→ **Aim of the task**: Wherever the word "Energy" occurs in the listing, copy the whole line.

++++++++

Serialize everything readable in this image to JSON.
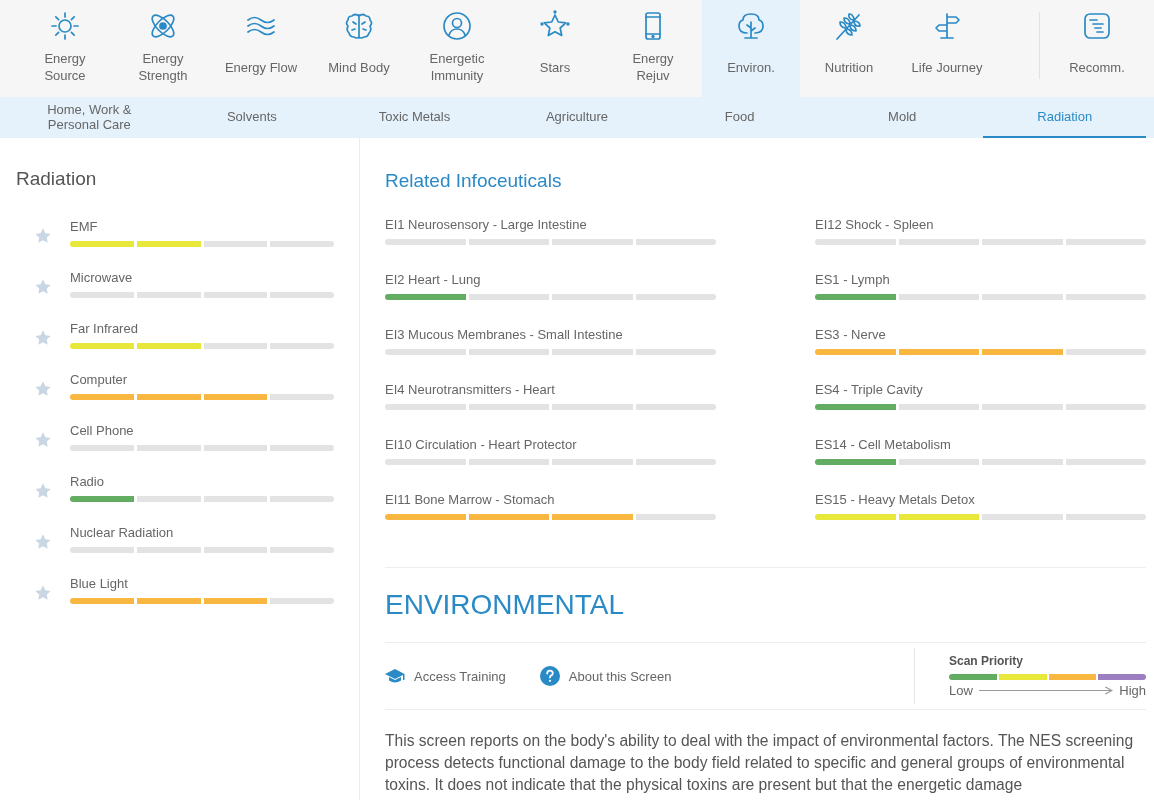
{
  "nav": [
    {
      "label": "Energy Source",
      "kind": "sun",
      "selected": false
    },
    {
      "label": "Energy Strength",
      "kind": "atom",
      "selected": false
    },
    {
      "label": "Energy Flow",
      "kind": "waves",
      "selected": false
    },
    {
      "label": "Mind Body",
      "kind": "brain",
      "selected": false
    },
    {
      "label": "Energetic Immunity",
      "kind": "person",
      "selected": false
    },
    {
      "label": "Stars",
      "kind": "star",
      "selected": false
    },
    {
      "label": "Energy Rejuv",
      "kind": "phone",
      "selected": false
    },
    {
      "label": "Environ.",
      "kind": "tree",
      "selected": true
    },
    {
      "label": "Nutrition",
      "kind": "wheat",
      "selected": false
    },
    {
      "label": "Life Journey",
      "kind": "signpost",
      "selected": false
    },
    {
      "label": "Recomm.",
      "kind": "list",
      "selected": false
    }
  ],
  "subtabs": [
    {
      "label": "Home, Work & Personal Care",
      "selected": false
    },
    {
      "label": "Solvents",
      "selected": false
    },
    {
      "label": "Toxic Metals",
      "selected": false
    },
    {
      "label": "Agriculture",
      "selected": false
    },
    {
      "label": "Food",
      "selected": false
    },
    {
      "label": "Mold",
      "selected": false
    },
    {
      "label": "Radiation",
      "selected": true
    }
  ],
  "factors": {
    "title": "Radiation",
    "items": [
      {
        "name": "EMF",
        "color": "#e8e83a",
        "segments": [
          {
            "filled": true
          },
          {
            "filled": true
          },
          {
            "filled": false
          },
          {
            "filled": false
          }
        ]
      },
      {
        "name": "Microwave",
        "segments": [
          {
            "filled": false
          },
          {
            "filled": false
          },
          {
            "filled": false
          },
          {
            "filled": false
          }
        ]
      },
      {
        "name": "Far Infrared",
        "color": "#e8e83a",
        "segments": [
          {
            "filled": true
          },
          {
            "filled": true
          },
          {
            "filled": false
          },
          {
            "filled": false
          }
        ]
      },
      {
        "name": "Computer",
        "color": "#f7b740",
        "segments": [
          {
            "filled": true
          },
          {
            "filled": true
          },
          {
            "filled": true
          },
          {
            "filled": false
          }
        ]
      },
      {
        "name": "Cell Phone",
        "segments": [
          {
            "filled": false
          },
          {
            "filled": false
          },
          {
            "filled": false
          },
          {
            "filled": false
          }
        ]
      },
      {
        "name": "Radio",
        "color": "#62ad62",
        "segments": [
          {
            "filled": true
          },
          {
            "filled": false
          },
          {
            "filled": false
          },
          {
            "filled": false
          }
        ]
      },
      {
        "name": "Nuclear Radiation",
        "segments": [
          {
            "filled": false
          },
          {
            "filled": false
          },
          {
            "filled": false
          },
          {
            "filled": false
          }
        ]
      },
      {
        "name": "Blue Light",
        "color": "#f7b740",
        "segments": [
          {
            "filled": true
          },
          {
            "filled": true
          },
          {
            "filled": true
          },
          {
            "filled": false
          }
        ]
      }
    ]
  },
  "infoceuticals": {
    "title": "Related Infoceuticals",
    "items": [
      {
        "name": "EI1 Neurosensory - Large Intestine",
        "segments": [
          {
            "filled": false
          },
          {
            "filled": false
          },
          {
            "filled": false
          },
          {
            "filled": false
          }
        ]
      },
      {
        "name": "EI12 Shock - Spleen",
        "segments": [
          {
            "filled": false
          },
          {
            "filled": false
          },
          {
            "filled": false
          },
          {
            "filled": false
          }
        ]
      },
      {
        "name": "EI2 Heart - Lung",
        "color": "#62ad62",
        "segments": [
          {
            "filled": true
          },
          {
            "filled": false
          },
          {
            "filled": false
          },
          {
            "filled": false
          }
        ]
      },
      {
        "name": "ES1 - Lymph",
        "color": "#62ad62",
        "segments": [
          {
            "filled": true
          },
          {
            "filled": false
          },
          {
            "filled": false
          },
          {
            "filled": false
          }
        ]
      },
      {
        "name": "EI3 Mucous Membranes - Small Intestine",
        "segments": [
          {
            "filled": false
          },
          {
            "filled": false
          },
          {
            "filled": false
          },
          {
            "filled": false
          }
        ]
      },
      {
        "name": "ES3 - Nerve",
        "color": "#f7b740",
        "segments": [
          {
            "filled": true
          },
          {
            "filled": true
          },
          {
            "filled": true
          },
          {
            "filled": false
          }
        ]
      },
      {
        "name": "EI4 Neurotransmitters - Heart",
        "segments": [
          {
            "filled": false
          },
          {
            "filled": false
          },
          {
            "filled": false
          },
          {
            "filled": false
          }
        ]
      },
      {
        "name": "ES4 - Triple Cavity",
        "color": "#62ad62",
        "segments": [
          {
            "filled": true
          },
          {
            "filled": false
          },
          {
            "filled": false
          },
          {
            "filled": false
          }
        ]
      },
      {
        "name": "EI10 Circulation - Heart Protector",
        "segments": [
          {
            "filled": false
          },
          {
            "filled": false
          },
          {
            "filled": false
          },
          {
            "filled": false
          }
        ]
      },
      {
        "name": "ES14 - Cell Metabolism",
        "color": "#62ad62",
        "segments": [
          {
            "filled": true
          },
          {
            "filled": false
          },
          {
            "filled": false
          },
          {
            "filled": false
          }
        ]
      },
      {
        "name": "EI11 Bone Marrow - Stomach",
        "color": "#f7b740",
        "segments": [
          {
            "filled": true
          },
          {
            "filled": true
          },
          {
            "filled": true
          },
          {
            "filled": false
          }
        ]
      },
      {
        "name": "ES15 - Heavy Metals Detox",
        "color": "#e8e83a",
        "segments": [
          {
            "filled": true
          },
          {
            "filled": true
          },
          {
            "filled": false
          },
          {
            "filled": false
          }
        ]
      }
    ]
  },
  "section": {
    "title": "ENVIRONMENTAL",
    "links": [
      {
        "label": "Access Training",
        "kind": "training"
      },
      {
        "label": "About this Screen",
        "kind": "help"
      }
    ],
    "scan_priority": {
      "title": "Scan Priority",
      "low": "Low",
      "high": "High",
      "segments": [
        {
          "color": "#62ad62"
        },
        {
          "color": "#e8e83a"
        },
        {
          "color": "#f7b740"
        },
        {
          "color": "#9b7fc0"
        }
      ]
    },
    "description": "This screen reports on the body's ability to deal with the impact of environmental factors. The NES screening process detects functional damage to the body field related to specific and general groups of environmental toxins. It does not indicate that the physical toxins are present but that the energetic damage"
  }
}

++++++++

→ **Reply to the exercise**:
      "label": "Energy Source",
      "label": "Energy Strength",
      "label": "Energy Flow",
      "label": "Energy Rejuv",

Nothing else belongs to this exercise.